GOAL OF THE EXERCISE - Using the entries below, output exactly the line containing "OCR this image." and all lines that follow it to the end.

ENTRIES SHOWN -
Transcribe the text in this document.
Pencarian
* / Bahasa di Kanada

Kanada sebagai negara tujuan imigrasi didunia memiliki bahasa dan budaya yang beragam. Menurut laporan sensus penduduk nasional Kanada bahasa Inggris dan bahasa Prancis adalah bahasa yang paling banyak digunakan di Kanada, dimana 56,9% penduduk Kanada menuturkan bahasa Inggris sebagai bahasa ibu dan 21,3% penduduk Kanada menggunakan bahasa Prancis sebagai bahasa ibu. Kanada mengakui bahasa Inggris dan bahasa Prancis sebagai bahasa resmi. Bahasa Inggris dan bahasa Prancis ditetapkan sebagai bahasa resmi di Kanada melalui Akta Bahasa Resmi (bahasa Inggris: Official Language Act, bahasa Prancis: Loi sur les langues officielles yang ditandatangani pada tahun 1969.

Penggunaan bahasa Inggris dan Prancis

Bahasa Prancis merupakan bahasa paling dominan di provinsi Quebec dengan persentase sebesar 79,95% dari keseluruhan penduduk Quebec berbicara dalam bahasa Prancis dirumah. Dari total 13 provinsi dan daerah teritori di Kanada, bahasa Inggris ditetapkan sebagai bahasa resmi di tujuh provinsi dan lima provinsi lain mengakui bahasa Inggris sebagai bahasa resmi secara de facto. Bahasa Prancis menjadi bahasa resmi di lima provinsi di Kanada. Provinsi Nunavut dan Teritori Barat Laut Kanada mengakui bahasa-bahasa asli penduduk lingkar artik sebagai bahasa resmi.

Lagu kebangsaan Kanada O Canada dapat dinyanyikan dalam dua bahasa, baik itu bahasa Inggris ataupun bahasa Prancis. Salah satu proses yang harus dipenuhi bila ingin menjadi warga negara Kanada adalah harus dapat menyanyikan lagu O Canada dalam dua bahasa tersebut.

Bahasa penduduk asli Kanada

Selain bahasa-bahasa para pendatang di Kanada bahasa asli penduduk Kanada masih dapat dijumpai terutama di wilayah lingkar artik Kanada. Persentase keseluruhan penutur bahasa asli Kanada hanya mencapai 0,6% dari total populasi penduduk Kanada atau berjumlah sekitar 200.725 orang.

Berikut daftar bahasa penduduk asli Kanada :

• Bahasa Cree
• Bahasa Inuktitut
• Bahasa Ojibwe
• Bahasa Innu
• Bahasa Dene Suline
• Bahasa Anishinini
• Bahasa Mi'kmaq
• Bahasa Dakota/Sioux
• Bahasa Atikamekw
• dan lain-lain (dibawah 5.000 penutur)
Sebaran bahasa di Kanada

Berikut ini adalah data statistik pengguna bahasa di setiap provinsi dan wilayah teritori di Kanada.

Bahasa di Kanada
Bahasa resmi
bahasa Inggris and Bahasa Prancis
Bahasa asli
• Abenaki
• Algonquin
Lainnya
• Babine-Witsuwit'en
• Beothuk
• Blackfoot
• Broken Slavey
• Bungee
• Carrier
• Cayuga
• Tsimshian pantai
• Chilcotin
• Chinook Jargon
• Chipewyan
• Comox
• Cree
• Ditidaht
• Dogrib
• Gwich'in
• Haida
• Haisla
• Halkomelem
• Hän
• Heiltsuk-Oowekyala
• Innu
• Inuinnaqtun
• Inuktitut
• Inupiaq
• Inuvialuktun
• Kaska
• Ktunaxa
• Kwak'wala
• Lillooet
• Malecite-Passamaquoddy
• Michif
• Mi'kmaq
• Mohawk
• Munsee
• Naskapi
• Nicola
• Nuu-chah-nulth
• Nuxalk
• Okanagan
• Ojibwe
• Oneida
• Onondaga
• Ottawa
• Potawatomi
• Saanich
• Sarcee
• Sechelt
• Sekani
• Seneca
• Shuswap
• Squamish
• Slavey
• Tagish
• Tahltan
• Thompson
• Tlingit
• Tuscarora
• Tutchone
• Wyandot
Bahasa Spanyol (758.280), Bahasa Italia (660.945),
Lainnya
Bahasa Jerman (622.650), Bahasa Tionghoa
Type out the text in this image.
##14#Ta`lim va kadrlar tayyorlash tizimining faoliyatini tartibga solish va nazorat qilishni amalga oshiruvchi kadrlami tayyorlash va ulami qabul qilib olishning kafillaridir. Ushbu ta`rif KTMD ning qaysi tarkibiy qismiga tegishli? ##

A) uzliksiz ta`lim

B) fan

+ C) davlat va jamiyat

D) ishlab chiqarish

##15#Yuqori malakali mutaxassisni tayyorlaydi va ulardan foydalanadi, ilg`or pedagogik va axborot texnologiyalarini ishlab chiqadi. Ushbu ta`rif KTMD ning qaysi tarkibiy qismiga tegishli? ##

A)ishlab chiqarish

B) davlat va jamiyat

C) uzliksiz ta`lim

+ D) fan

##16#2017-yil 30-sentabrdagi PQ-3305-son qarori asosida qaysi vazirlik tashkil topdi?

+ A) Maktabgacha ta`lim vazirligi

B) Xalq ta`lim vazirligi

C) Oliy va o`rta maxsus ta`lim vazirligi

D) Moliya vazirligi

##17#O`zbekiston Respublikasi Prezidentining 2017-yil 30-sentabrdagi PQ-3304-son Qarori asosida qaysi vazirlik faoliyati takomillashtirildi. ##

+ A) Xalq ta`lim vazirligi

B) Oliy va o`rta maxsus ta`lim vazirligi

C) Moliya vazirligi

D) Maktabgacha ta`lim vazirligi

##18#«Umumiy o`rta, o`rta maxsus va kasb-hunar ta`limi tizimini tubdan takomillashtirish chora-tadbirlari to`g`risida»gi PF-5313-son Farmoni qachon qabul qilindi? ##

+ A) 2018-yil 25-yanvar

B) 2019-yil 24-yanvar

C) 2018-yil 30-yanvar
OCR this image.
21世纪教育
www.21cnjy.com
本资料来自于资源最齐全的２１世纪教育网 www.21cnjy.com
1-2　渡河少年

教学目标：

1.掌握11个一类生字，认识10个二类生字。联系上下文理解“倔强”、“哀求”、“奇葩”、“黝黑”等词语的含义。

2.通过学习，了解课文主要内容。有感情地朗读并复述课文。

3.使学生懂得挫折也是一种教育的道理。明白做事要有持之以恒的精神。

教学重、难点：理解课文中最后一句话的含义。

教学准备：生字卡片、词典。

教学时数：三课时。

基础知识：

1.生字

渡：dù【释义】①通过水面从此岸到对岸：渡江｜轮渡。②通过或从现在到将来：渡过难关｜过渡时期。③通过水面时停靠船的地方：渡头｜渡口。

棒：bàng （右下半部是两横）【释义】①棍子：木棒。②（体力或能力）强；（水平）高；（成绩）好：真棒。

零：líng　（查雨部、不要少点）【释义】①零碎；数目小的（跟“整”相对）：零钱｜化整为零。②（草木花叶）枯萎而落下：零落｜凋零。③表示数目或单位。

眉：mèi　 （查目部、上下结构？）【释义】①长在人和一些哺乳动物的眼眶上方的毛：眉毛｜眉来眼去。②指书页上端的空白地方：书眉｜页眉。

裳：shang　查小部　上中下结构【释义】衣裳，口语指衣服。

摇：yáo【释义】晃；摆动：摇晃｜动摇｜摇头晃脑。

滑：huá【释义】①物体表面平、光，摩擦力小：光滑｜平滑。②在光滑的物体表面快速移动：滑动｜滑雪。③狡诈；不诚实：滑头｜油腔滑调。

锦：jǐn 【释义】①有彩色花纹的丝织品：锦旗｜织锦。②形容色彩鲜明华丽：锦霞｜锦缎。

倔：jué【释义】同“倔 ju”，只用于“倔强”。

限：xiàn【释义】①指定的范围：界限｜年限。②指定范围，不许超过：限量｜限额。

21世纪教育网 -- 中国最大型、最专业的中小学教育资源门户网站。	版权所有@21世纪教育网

WRITTEN ANSWER -
OCR this image.
21世纪教育
www.21cnjy.com
本资料来自于资源最齐全的２１世纪教育网 www.21cnjy.com
1-2　渡河少年

教学目标：

1.掌握11个一类生字，认识10个二类生字。联系上下文理解“倔强”、“哀求”、“奇葩”、“黝黑”等词语的含义。

2.通过学习，了解课文主要内容。有感情地朗读并复述课文。

3.使学生懂得挫折也是一种教育的道理。明白做事要有持之以恒的精神。

教学重、难点：理解课文中最后一句话的含义。

教学准备：生字卡片、词典。

教学时数：三课时。

基础知识：

1.生字

渡：dù【释义】①通过水面从此岸到对岸：渡江｜轮渡。②通过或从现在到将来：渡过难关｜过渡时期。③通过水面时停靠船的地方：渡头｜渡口。

棒：bàng （右下半部是两横）【释义】①棍子：木棒。②（体力或能力）强；（水平）高；（成绩）好：真棒。

零：líng　（查雨部、不要少点）【释义】①零碎；数目小的（跟“整”相对）：零钱｜化整为零。②（草木花叶）枯萎而落下：零落｜凋零。③表示数目或单位。

眉：mèi　 （查目部、上下结构？）【释义】①长在人和一些哺乳动物的眼眶上方的毛：眉毛｜眉来眼去。②指书页上端的空白地方：书眉｜页眉。

裳：shang　查小部　上中下结构【释义】衣裳，口语指衣服。

摇：yáo【释义】晃；摆动：摇晃｜动摇｜摇头晃脑。

滑：huá【释义】①物体表面平、光，摩擦力小：光滑｜平滑。②在光滑的物体表面快速移动：滑动｜滑雪。③狡诈；不诚实：滑头｜油腔滑调。

锦：jǐn 【释义】①有彩色花纹的丝织品：锦旗｜织锦。②形容色彩鲜明华丽：锦霞｜锦缎。

倔：jué【释义】同“倔 ju”，只用于“倔强”。

限：xiàn【释义】①指定的范围：界限｜年限。②指定范围，不许超过：限量｜限额。

21世纪教育网 -- 中国最大型、最专业的中小学教育资源门户网站。	版权所有@21世纪教育网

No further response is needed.